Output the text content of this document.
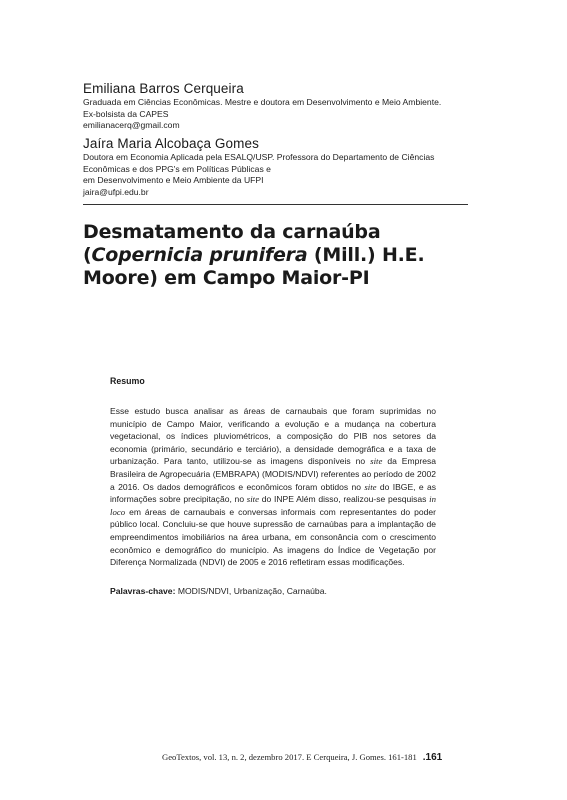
Emiliana Barros Cerqueira
Graduada em Ciências Econômicas. Mestre e doutora em Desenvolvimento e Meio Ambiente.
Ex-bolsista da CAPES
emilianacerq@gmail.com
Jaíra Maria Alcobaça Gomes
Doutora em Economia Aplicada pela ESALQ/USP. Professora do Departamento de Ciências
Econômicas e dos PPG's em Políticas Públicas e
em Desenvolvimento e Meio Ambiente da UFPI
jaira@ufpi.edu.br
Desmatamento da carnaúba (Copernicia prunifera (Mill.) H.E. Moore) em Campo Maior-PI
Resumo
Esse estudo busca analisar as áreas de carnaubais que foram suprimidas no município de Campo Maior, verificando a evolução e a mudança na cobertura vegetacional, os índices pluviométricos, a composição do PIB nos setores da economia (primário, secundário e terciário), a densidade demográfica e a taxa de urbanização. Para tanto, utilizou-se as imagens disponíveis no site da Empresa Brasileira de Agropecuária (EMBRAPA) (MODIS/NDVI) referentes ao período de 2002 a 2016. Os dados demográficos e econômicos foram obtidos no site do IBGE, e as informações sobre precipitação, no site do INPE Além disso, realizou-se pesquisas in loco em áreas de carnaubais e conversas informais com representantes do poder público local. Concluiu-se que houve supressão de carnaúbas para a implantação de empreendimentos imobiliários na área urbana, em consonância com o crescimento econômico e demográfico do município. As imagens do Índice de Vegetação por Diferença Normalizada (NDVI) de 2005 e 2016 refletiram essas modificações.
Palavras-chave: MODIS/NDVI, Urbanização, Carnaúba.
GeoTextos, vol. 13, n. 2, dezembro 2017. E Cerqueira, J. Gomes. 161-181 .161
☆ ☆ ☆
(Set exercise) Without the pictures, transcribe the listing above exactly.

(Complete answer)
Output the text content of this document.
Emiliana Barros Cerqueira
Graduada em Ciências Econômicas. Mestre e doutora em Desenvolvimento e Meio Ambiente.
Ex-bolsista da CAPES
emilianacerq@gmail.com
Jaíra Maria Alcobaça Gomes
Doutora em Economia Aplicada pela ESALQ/USP. Professora do Departamento de Ciências
Econômicas e dos PPG's em Políticas Públicas e
em Desenvolvimento e Meio Ambiente da UFPI
jaira@ufpi.edu.br
Desmatamento da carnaúba (Copernicia prunifera (Mill.) H.E. Moore) em Campo Maior-PI
Resumo
Esse estudo busca analisar as áreas de carnaubais que foram suprimidas no município de Campo Maior, verificando a evolução e a mudança na cobertura vegetacional, os índices pluviométricos, a composição do PIB nos setores da economia (primário, secundário e terciário), a densidade demográfica e a taxa de urbanização. Para tanto, utilizou-se as imagens disponíveis no site da Empresa Brasileira de Agropecuária (EMBRAPA) (MODIS/NDVI) referentes ao período de 2002 a 2016. Os dados demográficos e econômicos foram obtidos no site do IBGE, e as informações sobre precipitação, no site do INPE Além disso, realizou-se pesquisas in loco em áreas de carnaubais e conversas informais com representantes do poder público local. Concluiu-se que houve supressão de carnaúbas para a implantação de empreendimentos imobiliários na área urbana, em consonância com o crescimento econômico e demográfico do município. As imagens do Índice de Vegetação por Diferença Normalizada (NDVI) de 2005 e 2016 refletiram essas modificações.
Palavras-chave: MODIS/NDVI, Urbanização, Carnaúba.
GeoTextos, vol. 13, n. 2, dezembro 2017. E Cerqueira, J. Gomes. 161-181 .161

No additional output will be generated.